GOAL OF THE EXERCISE
The records that follow need to be output exactly as they are.
****
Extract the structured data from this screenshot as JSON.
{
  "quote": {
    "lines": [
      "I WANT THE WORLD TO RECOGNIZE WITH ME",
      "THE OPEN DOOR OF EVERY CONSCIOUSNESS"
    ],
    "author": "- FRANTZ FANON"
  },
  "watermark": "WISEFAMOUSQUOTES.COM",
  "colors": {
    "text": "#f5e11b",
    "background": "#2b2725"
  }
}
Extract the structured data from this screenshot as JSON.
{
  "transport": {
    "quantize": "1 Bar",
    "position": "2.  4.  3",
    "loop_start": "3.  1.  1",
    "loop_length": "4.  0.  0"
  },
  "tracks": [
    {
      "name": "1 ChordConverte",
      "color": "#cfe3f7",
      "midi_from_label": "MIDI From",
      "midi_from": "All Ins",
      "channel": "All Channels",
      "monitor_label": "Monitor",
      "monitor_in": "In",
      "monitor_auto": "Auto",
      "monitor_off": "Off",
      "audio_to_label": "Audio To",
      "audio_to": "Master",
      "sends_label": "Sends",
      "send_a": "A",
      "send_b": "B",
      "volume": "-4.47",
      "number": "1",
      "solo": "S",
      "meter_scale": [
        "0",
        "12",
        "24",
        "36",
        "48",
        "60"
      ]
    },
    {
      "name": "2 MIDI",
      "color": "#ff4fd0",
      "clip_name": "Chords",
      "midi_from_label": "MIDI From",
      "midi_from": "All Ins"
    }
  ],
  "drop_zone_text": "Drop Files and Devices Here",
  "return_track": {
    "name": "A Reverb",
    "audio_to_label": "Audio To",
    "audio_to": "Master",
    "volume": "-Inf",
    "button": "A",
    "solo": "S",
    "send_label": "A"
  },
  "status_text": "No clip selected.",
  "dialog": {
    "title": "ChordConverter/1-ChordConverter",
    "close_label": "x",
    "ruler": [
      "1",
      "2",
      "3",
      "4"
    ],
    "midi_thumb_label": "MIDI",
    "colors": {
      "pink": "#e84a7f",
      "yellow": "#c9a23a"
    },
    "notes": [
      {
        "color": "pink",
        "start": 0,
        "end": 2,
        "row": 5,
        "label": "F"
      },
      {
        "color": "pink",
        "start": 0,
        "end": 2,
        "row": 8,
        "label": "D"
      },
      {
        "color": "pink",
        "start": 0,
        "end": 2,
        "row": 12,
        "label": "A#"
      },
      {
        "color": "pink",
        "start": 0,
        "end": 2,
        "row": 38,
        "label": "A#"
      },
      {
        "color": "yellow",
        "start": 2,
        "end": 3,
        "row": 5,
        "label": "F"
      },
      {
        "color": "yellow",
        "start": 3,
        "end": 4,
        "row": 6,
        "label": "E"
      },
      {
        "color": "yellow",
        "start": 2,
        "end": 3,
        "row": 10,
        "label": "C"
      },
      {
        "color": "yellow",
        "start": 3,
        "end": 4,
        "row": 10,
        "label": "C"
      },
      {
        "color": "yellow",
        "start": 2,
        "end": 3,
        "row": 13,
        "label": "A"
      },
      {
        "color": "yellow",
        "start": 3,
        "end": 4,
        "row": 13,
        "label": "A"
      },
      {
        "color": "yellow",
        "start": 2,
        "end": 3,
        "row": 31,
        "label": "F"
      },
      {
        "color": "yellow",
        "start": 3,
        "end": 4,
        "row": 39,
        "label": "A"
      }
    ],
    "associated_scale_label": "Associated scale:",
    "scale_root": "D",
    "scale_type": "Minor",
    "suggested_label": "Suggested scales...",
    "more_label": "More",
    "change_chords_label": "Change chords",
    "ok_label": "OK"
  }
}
****
ANSWER BELOW
Extract the structured data from this screenshot as JSON.
{
  "quote": {
    "lines": [
      "I WANT THE WORLD TO RECOGNIZE WITH ME",
      "THE OPEN DOOR OF EVERY CONSCIOUSNESS"
    ],
    "author": "- FRANTZ FANON"
  },
  "watermark": "WISEFAMOUSQUOTES.COM",
  "colors": {
    "text": "#f5e11b",
    "background": "#2b2725"
  }
}
Extract the structured data from this screenshot as JSON.
{
  "transport": {
    "quantize": "1 Bar",
    "position": "2.  4.  3",
    "loop_start": "3.  1.  1",
    "loop_length": "4.  0.  0"
  },
  "tracks": [
    {
      "name": "1 ChordConverte",
      "color": "#cfe3f7",
      "midi_from_label": "MIDI From",
      "midi_from": "All Ins",
      "channel": "All Channels",
      "monitor_label": "Monitor",
      "monitor_in": "In",
      "monitor_auto": "Auto",
      "monitor_off": "Off",
      "audio_to_label": "Audio To",
      "audio_to": "Master",
      "sends_label": "Sends",
      "send_a": "A",
      "send_b": "B",
      "volume": "-4.47",
      "number": "1",
      "solo": "S",
      "meter_scale": [
        "0",
        "12",
        "24",
        "36",
        "48",
        "60"
      ]
    },
    {
      "name": "2 MIDI",
      "color": "#ff4fd0",
      "clip_name": "Chords",
      "midi_from_label": "MIDI From",
      "midi_from": "All Ins"
    }
  ],
  "drop_zone_text": "Drop Files and Devices Here",
  "return_track": {
    "name": "A Reverb",
    "audio_to_label": "Audio To",
    "audio_to": "Master",
    "volume": "-Inf",
    "button": "A",
    "solo": "S",
    "send_label": "A"
  },
  "status_text": "No clip selected.",
  "dialog": {
    "title": "ChordConverter/1-ChordConverter",
    "close_label": "x",
    "ruler": [
      "1",
      "2",
      "3",
      "4"
    ],
    "midi_thumb_label": "MIDI",
    "colors": {
      "pink": "#e84a7f",
      "yellow": "#c9a23a"
    },
    "notes": [
      {
        "color": "pink",
        "start": 0,
        "end": 2,
        "row": 5,
        "label": "F"
      },
      {
        "color": "pink",
        "start": 0,
        "end": 2,
        "row": 8,
        "label": "D"
      },
      {
        "color": "pink",
        "start": 0,
        "end": 2,
        "row": 12,
        "label": "A#"
      },
      {
        "color": "pink",
        "start": 0,
        "end": 2,
        "row": 38,
        "label": "A#"
      },
      {
        "color": "yellow",
        "start": 2,
        "end": 3,
        "row": 5,
        "label": "F"
      },
      {
        "color": "yellow",
        "start": 3,
        "end": 4,
        "row": 6,
        "label": "E"
      },
      {
        "color": "yellow",
        "start": 2,
        "end": 3,
        "row": 10,
        "label": "C"
      },
      {
        "color": "yellow",
        "start": 3,
        "end": 4,
        "row": 10,
        "label": "C"
      },
      {
        "color": "yellow",
        "start": 2,
        "end": 3,
        "row": 13,
        "label": "A"
      },
      {
        "color": "yellow",
        "start": 3,
        "end": 4,
        "row": 13,
        "label": "A"
      },
      {
        "color": "yellow",
        "start": 2,
        "end": 3,
        "row": 31,
        "label": "F"
      },
      {
        "color": "yellow",
        "start": 3,
        "end": 4,
        "row": 39,
        "label": "A"
      }
    ],
    "associated_scale_label": "Associated scale:",
    "scale_root": "D",
    "scale_type": "Minor",
    "suggested_label": "Suggested scales...",
    "more_label": "More",
    "change_chords_label": "Change chords",
    "ok_label": "OK"
  }
}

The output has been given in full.